WHAT NEEDS TO BE DONE: From the listing below, extract each line containing the string "Battery".

Raw records:

------------------------

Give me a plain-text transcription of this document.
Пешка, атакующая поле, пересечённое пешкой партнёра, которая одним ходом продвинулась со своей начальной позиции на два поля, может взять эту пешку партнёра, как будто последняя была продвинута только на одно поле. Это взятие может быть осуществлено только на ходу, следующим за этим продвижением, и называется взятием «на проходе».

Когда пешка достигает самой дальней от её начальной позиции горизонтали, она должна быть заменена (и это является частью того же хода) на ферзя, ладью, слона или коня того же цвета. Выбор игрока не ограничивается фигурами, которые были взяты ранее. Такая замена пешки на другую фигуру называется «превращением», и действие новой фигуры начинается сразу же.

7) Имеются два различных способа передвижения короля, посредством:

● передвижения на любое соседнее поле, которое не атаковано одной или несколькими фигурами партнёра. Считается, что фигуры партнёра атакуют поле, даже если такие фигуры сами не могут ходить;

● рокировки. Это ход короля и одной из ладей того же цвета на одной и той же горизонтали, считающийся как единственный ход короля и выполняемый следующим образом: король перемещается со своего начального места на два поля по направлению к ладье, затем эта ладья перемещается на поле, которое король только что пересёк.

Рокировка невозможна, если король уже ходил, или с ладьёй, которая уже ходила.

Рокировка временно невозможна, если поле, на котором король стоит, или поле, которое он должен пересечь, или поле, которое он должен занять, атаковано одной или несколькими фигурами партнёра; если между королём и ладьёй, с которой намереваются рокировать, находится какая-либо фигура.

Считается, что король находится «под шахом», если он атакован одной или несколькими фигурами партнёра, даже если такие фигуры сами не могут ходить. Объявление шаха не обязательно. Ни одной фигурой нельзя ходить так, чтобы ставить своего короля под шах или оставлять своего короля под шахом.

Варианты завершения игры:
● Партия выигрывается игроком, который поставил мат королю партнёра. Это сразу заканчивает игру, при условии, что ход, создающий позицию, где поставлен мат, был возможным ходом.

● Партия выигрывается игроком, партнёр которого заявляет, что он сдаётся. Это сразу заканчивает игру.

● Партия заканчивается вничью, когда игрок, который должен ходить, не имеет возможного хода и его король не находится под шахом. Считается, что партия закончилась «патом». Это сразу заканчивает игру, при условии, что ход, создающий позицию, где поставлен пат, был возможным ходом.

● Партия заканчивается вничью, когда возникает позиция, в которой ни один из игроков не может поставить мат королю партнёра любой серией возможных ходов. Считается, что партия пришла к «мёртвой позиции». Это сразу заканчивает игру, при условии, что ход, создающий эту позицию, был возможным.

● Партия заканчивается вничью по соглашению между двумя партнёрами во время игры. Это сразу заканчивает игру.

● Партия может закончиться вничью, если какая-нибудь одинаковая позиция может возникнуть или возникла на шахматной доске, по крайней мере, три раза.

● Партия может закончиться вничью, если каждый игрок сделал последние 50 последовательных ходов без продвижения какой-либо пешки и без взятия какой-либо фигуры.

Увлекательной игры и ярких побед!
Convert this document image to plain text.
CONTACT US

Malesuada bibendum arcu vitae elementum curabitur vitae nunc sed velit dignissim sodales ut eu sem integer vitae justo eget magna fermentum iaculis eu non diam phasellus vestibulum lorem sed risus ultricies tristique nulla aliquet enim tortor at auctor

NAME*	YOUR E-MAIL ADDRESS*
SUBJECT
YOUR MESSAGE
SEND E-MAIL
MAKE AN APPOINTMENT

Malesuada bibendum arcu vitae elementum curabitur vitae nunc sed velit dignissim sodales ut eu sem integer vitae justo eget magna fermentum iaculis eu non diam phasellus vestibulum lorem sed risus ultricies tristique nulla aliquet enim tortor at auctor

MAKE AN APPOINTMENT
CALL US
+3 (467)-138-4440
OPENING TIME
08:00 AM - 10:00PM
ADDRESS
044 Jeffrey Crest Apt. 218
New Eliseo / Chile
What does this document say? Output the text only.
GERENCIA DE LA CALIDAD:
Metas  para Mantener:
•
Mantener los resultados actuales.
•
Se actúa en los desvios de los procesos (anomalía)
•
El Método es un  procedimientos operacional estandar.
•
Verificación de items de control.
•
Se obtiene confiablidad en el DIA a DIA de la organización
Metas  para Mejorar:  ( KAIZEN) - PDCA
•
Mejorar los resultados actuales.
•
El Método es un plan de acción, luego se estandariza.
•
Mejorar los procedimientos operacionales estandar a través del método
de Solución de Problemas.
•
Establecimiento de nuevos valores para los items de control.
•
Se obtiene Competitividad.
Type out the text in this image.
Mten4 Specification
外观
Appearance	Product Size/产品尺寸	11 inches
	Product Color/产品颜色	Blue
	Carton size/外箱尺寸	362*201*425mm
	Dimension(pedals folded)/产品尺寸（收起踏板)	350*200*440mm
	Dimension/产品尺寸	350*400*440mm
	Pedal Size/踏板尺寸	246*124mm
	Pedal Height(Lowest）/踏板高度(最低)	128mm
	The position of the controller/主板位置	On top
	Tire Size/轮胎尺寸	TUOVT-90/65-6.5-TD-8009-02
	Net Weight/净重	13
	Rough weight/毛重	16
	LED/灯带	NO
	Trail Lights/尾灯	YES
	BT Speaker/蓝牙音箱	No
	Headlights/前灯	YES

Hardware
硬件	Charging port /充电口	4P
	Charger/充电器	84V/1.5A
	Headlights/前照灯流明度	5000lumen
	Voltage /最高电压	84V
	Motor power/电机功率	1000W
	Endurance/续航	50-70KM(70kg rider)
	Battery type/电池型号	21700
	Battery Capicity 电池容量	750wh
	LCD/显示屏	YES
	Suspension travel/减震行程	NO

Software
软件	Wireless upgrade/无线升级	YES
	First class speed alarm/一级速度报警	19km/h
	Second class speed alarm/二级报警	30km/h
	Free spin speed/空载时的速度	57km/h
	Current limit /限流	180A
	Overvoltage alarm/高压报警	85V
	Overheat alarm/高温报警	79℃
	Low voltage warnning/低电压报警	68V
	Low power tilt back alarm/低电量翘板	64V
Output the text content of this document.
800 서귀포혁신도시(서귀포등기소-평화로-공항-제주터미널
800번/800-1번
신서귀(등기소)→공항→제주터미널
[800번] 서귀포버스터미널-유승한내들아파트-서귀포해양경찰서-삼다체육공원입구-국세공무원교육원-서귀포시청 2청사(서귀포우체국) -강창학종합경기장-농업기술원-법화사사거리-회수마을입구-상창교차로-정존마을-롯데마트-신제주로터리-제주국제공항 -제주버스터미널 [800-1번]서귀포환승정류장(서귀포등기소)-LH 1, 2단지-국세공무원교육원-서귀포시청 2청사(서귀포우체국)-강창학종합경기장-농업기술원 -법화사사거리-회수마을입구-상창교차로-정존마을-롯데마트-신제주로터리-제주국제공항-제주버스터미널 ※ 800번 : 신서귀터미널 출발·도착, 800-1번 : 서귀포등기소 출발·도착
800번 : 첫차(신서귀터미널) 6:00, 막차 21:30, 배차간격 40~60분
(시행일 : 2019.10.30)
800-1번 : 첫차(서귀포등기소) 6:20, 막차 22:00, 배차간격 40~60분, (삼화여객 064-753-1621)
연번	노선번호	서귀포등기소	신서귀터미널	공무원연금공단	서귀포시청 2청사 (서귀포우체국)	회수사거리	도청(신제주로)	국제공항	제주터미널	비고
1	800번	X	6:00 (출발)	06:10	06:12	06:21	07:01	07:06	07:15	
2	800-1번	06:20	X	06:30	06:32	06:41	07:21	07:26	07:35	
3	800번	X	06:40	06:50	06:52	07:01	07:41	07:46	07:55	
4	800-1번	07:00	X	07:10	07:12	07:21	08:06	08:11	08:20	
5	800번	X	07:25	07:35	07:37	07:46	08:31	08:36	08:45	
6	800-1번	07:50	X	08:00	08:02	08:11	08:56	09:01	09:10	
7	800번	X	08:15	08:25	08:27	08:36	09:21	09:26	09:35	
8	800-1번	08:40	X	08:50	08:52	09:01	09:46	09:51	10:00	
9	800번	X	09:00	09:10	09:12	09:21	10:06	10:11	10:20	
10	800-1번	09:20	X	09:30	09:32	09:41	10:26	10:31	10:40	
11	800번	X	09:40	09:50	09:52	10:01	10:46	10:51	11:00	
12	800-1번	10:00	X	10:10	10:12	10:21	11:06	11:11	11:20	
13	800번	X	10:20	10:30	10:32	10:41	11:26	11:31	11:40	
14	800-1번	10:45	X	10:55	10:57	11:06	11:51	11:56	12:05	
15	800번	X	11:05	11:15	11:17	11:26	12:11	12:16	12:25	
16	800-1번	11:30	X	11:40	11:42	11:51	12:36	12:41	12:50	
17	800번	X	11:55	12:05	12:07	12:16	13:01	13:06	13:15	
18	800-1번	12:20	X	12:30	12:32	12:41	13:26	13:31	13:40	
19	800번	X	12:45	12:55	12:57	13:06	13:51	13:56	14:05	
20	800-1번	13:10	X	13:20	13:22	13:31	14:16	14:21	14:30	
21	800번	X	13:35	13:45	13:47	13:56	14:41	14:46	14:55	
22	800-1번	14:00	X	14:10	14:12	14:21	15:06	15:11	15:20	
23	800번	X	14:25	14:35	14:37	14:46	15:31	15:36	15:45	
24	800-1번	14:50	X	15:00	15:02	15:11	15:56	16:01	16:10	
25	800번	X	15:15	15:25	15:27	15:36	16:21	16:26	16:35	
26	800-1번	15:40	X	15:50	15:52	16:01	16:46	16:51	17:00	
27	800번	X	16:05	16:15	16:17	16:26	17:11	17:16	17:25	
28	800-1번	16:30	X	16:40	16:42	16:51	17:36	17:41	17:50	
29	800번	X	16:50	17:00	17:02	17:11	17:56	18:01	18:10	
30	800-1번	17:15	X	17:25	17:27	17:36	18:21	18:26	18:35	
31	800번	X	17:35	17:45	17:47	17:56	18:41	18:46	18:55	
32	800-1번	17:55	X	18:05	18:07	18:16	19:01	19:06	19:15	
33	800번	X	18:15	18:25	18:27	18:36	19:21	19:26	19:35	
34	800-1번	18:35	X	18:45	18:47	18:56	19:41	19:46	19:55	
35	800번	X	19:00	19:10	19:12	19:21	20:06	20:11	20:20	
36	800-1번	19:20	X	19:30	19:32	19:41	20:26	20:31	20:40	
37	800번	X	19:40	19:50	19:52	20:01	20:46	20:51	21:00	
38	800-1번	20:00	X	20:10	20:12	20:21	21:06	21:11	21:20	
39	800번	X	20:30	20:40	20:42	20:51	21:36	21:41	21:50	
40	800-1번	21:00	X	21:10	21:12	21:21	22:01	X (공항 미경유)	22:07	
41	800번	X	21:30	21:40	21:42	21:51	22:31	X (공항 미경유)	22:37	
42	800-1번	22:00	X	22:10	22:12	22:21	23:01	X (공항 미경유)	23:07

------------------------

CORRECT OUTPUT:
	Battery type/电池型号	21700
	Battery Capicity 电池容量	750wh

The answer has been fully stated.